## START

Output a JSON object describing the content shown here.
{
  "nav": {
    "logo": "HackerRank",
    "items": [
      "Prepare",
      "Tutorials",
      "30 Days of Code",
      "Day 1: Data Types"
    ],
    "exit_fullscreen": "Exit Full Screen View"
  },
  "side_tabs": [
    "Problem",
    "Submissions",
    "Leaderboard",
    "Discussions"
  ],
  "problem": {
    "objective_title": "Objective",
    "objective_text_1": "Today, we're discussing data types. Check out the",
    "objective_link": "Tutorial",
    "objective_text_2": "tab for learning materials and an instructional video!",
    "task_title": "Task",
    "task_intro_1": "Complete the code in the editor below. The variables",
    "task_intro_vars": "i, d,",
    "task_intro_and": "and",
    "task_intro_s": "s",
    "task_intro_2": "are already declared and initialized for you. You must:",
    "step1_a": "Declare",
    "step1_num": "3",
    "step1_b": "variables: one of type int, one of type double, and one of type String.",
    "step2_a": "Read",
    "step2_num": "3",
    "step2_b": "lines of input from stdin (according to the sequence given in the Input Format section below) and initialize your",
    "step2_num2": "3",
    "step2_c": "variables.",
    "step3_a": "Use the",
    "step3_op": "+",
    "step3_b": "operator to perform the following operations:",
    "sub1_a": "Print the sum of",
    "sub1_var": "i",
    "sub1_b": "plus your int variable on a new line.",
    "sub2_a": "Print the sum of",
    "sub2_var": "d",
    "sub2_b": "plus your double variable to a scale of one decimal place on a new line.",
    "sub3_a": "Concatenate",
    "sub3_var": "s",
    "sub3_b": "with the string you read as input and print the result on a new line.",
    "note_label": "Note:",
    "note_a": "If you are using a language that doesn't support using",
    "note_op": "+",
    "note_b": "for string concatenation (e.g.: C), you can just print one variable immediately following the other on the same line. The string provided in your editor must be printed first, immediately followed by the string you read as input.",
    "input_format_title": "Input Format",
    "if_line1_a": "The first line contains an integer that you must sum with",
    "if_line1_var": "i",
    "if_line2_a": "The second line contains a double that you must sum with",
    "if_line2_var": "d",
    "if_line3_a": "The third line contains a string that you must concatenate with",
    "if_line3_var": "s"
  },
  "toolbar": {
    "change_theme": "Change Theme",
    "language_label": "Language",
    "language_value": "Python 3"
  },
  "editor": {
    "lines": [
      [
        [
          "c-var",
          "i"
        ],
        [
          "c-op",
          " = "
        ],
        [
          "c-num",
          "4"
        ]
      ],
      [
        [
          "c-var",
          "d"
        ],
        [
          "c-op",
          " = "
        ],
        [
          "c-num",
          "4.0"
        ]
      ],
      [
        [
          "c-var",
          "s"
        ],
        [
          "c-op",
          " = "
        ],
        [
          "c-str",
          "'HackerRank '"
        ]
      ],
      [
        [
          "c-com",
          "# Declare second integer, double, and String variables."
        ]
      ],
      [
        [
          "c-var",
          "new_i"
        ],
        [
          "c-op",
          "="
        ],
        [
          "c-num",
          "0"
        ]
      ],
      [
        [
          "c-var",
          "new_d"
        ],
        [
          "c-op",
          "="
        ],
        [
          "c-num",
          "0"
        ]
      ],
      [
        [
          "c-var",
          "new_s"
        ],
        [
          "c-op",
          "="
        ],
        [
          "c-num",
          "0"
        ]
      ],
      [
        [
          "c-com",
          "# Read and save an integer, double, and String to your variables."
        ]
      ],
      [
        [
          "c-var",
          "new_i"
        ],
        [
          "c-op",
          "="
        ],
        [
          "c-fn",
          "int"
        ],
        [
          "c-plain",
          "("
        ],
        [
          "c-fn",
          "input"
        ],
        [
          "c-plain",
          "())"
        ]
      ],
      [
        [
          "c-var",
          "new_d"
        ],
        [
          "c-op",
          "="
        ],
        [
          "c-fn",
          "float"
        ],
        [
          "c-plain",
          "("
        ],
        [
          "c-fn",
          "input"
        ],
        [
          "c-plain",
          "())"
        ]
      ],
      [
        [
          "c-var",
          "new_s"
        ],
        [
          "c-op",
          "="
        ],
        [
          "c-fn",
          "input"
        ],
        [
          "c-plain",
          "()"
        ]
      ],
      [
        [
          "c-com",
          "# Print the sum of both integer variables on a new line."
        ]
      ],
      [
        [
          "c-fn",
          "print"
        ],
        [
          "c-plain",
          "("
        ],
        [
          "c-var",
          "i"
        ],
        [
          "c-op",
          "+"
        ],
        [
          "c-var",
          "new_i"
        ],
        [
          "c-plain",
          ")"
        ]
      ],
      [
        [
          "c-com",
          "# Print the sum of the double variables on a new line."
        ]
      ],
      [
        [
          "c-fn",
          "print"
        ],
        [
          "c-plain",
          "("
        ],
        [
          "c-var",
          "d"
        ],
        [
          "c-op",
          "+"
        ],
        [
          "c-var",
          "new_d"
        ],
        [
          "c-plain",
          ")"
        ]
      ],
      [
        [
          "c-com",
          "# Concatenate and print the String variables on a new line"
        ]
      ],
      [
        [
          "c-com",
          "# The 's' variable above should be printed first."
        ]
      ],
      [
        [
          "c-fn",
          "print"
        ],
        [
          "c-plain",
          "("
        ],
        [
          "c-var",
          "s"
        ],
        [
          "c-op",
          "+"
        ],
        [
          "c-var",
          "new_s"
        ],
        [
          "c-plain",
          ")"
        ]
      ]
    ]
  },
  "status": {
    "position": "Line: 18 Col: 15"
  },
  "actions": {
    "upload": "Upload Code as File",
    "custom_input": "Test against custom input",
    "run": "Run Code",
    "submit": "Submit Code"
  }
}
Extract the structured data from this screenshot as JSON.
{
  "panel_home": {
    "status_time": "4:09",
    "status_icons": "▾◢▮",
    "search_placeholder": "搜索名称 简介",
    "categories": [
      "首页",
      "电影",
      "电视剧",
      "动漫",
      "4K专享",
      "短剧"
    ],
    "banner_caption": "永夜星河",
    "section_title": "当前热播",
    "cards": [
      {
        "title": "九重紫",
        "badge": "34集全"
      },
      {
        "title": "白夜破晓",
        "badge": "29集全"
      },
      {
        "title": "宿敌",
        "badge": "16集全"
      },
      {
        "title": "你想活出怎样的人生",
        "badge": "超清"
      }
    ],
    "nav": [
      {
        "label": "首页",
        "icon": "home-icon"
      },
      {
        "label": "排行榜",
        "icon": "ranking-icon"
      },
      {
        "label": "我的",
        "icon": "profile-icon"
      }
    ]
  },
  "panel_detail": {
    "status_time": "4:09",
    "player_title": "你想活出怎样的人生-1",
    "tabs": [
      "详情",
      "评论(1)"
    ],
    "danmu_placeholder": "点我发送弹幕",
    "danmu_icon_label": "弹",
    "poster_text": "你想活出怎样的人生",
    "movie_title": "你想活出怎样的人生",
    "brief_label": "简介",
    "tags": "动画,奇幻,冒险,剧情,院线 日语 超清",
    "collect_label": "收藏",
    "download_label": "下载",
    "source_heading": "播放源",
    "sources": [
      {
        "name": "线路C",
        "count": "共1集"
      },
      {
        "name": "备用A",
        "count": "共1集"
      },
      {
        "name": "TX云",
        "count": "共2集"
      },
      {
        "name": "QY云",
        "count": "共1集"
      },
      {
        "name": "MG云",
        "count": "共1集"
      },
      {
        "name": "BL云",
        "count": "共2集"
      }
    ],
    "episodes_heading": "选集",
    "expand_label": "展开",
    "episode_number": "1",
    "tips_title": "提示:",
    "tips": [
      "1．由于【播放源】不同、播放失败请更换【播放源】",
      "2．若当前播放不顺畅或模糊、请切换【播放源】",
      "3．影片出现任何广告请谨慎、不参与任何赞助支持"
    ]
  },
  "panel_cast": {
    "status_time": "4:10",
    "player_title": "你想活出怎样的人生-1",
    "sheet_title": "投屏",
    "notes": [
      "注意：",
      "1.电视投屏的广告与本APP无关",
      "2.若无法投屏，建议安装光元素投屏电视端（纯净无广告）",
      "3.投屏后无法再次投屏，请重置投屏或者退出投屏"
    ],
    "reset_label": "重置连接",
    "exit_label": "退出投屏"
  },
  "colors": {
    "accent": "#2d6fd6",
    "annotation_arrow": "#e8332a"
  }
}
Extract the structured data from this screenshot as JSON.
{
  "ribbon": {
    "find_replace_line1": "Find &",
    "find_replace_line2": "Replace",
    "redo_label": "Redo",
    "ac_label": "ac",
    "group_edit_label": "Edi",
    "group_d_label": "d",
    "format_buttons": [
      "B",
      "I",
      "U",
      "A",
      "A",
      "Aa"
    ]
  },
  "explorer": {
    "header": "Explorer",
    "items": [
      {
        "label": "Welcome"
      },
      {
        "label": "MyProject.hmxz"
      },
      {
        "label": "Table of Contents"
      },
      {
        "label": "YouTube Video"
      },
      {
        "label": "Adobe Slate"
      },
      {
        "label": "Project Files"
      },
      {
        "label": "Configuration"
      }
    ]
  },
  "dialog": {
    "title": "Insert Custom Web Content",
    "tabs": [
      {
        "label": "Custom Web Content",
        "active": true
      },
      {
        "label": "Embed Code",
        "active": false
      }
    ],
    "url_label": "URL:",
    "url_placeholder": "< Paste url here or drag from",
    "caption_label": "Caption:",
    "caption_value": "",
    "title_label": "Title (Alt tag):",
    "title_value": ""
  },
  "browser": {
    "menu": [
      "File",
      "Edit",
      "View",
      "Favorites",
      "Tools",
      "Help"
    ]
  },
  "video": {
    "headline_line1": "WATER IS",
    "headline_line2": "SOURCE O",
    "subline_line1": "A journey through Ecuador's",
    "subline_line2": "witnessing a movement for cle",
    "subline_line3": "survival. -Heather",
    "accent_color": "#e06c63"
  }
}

## END

THE REQUEST: Count the lines above that contain the word "name". Give only the number.

RESULT FOR THIS TASK: 6